** Start Input material **

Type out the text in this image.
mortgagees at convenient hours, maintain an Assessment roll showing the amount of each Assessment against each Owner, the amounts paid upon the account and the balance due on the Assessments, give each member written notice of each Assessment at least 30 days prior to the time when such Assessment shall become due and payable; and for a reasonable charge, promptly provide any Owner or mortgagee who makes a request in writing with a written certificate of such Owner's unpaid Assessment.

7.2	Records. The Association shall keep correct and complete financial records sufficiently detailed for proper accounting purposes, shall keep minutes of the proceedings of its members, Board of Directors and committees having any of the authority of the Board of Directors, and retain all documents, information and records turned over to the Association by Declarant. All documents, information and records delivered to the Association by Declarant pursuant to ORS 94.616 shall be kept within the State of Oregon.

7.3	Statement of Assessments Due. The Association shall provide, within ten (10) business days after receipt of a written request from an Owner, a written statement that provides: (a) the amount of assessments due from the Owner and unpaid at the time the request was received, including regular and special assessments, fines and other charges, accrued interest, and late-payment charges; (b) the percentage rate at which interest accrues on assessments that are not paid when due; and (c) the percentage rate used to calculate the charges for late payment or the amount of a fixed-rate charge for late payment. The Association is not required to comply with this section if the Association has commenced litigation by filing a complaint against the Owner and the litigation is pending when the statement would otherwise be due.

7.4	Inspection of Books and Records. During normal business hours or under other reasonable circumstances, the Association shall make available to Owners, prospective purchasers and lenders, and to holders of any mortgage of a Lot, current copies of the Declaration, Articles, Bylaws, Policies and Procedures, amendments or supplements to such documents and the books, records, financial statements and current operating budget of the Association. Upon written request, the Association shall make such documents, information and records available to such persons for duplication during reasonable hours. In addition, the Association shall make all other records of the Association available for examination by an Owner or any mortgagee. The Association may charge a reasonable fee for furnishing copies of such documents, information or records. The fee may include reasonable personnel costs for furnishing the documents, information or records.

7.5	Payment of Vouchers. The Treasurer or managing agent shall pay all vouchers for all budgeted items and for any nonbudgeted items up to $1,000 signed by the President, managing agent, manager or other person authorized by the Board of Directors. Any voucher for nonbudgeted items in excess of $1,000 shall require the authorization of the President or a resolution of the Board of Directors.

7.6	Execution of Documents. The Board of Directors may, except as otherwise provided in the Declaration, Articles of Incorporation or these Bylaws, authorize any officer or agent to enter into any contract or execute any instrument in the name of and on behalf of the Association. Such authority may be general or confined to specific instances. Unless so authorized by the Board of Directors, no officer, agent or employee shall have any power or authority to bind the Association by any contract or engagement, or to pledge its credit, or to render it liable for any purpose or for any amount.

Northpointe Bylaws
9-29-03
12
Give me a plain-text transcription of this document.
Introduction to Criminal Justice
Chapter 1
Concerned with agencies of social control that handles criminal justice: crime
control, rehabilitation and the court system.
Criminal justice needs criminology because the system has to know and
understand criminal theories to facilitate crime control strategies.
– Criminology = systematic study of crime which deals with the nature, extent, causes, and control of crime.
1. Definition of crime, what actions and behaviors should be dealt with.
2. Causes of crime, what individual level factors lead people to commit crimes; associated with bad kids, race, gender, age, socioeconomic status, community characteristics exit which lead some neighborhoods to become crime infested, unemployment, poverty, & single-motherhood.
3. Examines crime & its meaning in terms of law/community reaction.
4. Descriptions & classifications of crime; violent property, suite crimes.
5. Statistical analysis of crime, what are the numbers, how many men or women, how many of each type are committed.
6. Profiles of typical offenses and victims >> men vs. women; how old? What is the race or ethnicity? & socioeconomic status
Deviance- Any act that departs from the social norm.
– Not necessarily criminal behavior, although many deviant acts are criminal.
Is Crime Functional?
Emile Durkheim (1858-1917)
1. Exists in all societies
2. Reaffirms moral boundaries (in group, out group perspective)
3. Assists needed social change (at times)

** End Input material **

_What is expected_
Take every line from the records above that has the word "authority" and copy it.

_Result_
7.2	Records. The Association shall keep correct and complete financial records sufficiently detailed for proper accounting purposes, shall keep minutes of the proceedings of its members, Board of Directors and committees having any of the authority of the Board of Directors, and retain all documents, information and records turned over to the Association by Declarant. All documents, information and records delivered to the Association by Declarant pursuant to ORS 94.616 shall be kept within the State of Oregon.
7.6	Execution of Documents. The Board of Directors may, except as otherwise provided in the Declaration, Articles of Incorporation or these Bylaws, authorize any officer or agent to enter into any contract or execute any instrument in the name of and on behalf of the Association. Such authority may be general or confined to specific instances. Unless so authorized by the Board of Directors, no officer, agent or employee shall have any power or authority to bind the Association by any contract or engagement, or to pledge its credit, or to render it liable for any purpose or for any amount.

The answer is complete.